— START OF Material for this exercise —

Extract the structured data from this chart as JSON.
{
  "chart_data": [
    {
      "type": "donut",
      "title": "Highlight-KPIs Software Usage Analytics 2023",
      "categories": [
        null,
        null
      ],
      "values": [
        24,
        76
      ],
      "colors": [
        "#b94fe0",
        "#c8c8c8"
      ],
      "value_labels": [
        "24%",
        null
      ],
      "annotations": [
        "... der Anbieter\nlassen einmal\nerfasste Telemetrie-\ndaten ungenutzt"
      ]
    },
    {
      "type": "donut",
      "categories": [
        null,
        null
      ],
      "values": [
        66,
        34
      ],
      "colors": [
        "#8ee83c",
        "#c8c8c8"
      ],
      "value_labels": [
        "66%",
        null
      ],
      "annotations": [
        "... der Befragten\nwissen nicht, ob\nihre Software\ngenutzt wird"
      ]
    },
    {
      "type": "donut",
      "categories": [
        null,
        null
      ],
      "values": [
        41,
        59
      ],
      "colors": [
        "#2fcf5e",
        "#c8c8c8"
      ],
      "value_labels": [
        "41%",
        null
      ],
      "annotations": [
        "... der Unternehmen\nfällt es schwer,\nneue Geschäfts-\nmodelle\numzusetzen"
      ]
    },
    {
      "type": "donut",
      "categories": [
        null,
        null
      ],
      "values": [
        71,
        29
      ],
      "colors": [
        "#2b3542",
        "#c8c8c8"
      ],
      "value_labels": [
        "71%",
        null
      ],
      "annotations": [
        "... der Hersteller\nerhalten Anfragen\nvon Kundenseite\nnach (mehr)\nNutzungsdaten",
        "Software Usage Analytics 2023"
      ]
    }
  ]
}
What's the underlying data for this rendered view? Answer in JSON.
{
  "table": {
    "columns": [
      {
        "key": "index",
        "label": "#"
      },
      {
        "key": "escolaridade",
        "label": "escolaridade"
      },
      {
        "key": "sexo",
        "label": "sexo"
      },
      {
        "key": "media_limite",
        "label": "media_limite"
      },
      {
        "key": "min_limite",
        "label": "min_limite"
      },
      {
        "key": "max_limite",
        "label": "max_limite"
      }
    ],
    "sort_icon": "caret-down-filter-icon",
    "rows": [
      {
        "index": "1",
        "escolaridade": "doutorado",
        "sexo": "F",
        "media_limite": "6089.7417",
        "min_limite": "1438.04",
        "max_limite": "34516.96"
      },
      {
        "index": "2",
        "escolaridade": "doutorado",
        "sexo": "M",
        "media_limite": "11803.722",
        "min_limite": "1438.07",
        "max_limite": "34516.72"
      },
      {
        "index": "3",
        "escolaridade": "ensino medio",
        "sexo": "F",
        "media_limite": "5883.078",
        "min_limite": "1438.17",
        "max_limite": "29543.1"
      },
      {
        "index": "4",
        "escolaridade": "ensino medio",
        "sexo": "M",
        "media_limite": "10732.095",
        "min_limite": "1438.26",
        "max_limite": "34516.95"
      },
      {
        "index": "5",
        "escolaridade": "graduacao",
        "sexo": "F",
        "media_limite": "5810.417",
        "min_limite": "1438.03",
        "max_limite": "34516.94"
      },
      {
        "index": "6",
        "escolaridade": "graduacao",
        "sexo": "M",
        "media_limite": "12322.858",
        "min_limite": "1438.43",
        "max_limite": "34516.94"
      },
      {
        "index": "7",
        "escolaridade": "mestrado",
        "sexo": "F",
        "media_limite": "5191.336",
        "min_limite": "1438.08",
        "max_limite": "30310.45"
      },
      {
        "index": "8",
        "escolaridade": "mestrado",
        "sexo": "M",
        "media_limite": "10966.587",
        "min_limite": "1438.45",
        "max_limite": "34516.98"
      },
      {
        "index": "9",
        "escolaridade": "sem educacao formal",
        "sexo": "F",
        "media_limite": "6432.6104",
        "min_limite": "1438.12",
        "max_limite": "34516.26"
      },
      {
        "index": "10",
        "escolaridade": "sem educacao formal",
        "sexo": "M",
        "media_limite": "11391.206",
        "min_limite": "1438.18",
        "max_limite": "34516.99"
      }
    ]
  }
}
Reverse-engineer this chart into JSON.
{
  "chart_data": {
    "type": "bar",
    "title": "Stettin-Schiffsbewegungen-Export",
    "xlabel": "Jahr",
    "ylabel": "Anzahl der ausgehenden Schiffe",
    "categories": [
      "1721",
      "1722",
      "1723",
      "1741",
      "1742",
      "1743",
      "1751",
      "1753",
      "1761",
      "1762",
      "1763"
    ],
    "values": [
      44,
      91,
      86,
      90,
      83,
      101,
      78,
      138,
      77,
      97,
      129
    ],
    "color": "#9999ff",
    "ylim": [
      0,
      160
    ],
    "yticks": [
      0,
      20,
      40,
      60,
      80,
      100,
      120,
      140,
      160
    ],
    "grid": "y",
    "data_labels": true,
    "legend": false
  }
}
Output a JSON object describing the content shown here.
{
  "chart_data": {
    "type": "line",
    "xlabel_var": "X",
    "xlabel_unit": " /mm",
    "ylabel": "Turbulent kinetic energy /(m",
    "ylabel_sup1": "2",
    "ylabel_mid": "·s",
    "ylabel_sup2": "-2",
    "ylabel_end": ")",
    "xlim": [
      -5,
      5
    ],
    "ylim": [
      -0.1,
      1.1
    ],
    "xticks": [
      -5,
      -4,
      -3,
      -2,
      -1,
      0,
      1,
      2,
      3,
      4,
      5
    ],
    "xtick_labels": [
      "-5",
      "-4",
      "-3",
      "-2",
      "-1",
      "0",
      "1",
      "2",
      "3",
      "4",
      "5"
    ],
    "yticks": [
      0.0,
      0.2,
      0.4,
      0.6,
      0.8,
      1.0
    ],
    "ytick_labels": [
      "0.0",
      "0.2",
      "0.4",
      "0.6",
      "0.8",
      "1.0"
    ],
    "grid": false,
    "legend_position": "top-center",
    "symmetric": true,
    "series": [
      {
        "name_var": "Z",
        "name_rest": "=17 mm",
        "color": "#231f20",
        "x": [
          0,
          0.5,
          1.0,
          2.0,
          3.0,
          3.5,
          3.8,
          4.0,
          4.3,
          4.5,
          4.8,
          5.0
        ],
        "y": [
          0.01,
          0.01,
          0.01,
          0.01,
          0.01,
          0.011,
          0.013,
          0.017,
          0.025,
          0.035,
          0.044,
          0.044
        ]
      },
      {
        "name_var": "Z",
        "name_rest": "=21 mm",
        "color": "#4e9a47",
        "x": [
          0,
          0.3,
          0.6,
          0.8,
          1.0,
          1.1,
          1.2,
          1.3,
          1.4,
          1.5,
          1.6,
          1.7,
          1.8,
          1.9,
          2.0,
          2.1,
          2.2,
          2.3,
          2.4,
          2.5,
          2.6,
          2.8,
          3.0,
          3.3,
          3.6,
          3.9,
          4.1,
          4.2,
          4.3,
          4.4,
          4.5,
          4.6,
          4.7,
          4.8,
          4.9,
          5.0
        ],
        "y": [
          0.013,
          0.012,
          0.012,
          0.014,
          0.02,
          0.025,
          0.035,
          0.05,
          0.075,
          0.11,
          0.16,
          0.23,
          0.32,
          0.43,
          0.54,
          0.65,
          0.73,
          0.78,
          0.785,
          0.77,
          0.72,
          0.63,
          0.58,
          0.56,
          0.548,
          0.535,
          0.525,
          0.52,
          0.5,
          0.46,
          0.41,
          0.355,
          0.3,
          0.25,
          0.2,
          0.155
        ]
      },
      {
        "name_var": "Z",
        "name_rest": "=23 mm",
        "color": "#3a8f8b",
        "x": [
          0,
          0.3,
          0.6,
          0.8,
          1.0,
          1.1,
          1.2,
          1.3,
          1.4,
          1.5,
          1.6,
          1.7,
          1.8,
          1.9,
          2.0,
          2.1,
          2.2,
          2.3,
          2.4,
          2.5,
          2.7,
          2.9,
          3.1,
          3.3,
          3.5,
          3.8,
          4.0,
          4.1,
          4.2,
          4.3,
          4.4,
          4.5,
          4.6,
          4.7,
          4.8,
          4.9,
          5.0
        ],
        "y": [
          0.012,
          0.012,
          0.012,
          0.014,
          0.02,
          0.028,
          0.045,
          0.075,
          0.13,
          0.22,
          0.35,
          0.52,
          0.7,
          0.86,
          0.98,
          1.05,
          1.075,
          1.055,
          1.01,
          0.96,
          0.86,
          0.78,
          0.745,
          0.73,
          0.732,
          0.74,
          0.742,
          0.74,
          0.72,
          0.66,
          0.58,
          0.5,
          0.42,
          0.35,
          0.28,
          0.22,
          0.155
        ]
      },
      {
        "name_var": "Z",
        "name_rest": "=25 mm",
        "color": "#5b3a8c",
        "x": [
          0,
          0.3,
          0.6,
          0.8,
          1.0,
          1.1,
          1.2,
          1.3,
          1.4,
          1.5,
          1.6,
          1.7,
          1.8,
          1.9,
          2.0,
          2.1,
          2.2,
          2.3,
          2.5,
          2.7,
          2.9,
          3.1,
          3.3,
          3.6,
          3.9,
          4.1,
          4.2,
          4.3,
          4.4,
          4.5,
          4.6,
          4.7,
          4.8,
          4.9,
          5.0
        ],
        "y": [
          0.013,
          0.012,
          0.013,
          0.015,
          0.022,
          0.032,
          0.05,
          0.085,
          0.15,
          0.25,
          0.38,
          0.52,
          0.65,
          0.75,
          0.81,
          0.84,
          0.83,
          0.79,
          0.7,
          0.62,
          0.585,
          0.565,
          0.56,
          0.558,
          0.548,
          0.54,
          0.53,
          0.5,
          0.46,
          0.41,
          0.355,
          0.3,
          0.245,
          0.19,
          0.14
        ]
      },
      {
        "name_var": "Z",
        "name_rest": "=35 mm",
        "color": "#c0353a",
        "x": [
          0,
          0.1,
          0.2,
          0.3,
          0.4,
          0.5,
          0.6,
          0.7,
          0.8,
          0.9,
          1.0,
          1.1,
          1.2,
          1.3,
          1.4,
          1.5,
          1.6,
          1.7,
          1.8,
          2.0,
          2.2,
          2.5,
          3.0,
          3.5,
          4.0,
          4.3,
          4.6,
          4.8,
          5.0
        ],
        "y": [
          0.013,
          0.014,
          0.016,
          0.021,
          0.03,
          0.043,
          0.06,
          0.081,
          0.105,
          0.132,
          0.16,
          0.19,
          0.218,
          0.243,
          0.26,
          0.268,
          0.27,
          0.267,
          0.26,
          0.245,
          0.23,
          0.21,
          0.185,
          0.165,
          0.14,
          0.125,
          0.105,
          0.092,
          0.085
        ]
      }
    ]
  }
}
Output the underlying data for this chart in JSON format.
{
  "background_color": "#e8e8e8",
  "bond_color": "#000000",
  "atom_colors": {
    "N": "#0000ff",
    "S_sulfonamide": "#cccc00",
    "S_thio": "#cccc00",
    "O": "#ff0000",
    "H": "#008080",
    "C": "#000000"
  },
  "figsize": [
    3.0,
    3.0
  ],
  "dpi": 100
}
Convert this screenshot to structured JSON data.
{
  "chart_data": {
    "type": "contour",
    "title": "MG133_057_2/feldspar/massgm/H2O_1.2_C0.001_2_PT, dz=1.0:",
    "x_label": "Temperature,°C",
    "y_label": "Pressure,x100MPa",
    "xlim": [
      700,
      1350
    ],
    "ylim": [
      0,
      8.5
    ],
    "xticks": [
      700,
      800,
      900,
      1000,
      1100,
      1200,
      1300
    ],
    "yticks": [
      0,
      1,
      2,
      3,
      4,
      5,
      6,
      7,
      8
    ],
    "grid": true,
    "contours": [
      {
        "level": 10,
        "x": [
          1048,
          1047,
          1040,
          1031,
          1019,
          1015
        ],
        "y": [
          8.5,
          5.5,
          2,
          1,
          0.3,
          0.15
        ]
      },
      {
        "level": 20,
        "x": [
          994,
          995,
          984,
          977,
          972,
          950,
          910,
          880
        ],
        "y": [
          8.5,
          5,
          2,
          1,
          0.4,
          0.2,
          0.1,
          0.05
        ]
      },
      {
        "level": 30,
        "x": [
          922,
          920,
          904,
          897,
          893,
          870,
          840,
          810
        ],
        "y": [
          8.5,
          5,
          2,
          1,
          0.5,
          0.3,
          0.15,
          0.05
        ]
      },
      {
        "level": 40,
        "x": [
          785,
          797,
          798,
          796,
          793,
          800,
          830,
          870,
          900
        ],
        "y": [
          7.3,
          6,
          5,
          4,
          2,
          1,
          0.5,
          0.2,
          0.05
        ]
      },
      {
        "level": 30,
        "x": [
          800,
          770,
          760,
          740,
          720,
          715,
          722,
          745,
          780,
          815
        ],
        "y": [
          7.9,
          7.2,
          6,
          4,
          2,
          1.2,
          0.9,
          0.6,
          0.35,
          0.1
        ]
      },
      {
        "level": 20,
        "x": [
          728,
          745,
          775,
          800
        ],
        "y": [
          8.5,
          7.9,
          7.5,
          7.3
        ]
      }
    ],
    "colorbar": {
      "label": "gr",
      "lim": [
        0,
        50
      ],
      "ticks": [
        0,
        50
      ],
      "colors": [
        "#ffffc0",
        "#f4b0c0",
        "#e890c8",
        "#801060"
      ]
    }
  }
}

— END OF Material for this exercise —

▸ **What is required**: Which lines contain the word "Usage"? Copy each of them.

▸ **The response**:
      "title": "Highlight-KPIs Software Usage Analytics 2023",
        "Software Usage Analytics 2023"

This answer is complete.